Recorded data
———
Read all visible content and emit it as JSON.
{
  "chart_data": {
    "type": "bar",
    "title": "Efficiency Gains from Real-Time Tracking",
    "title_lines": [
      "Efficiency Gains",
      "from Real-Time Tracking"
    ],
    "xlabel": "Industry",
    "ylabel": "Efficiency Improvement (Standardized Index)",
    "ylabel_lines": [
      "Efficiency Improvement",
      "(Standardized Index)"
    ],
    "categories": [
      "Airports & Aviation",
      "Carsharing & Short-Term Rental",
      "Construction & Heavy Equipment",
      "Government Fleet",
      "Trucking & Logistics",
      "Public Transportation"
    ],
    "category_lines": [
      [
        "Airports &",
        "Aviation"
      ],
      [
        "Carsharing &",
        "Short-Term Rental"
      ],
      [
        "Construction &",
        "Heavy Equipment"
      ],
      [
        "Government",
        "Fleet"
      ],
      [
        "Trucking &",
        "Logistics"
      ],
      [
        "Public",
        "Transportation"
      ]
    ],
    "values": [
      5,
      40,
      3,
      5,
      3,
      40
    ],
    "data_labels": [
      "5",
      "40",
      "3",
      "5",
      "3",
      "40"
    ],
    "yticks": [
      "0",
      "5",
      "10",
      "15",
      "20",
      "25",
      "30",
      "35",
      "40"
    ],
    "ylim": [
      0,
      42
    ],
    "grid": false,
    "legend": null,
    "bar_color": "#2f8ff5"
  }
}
———
### Task statement:
Identify and copy the lines holding the word "Term".

### Solution for this task:
      "Carsharing & Short-Term Rental",
        "Short-Term Rental"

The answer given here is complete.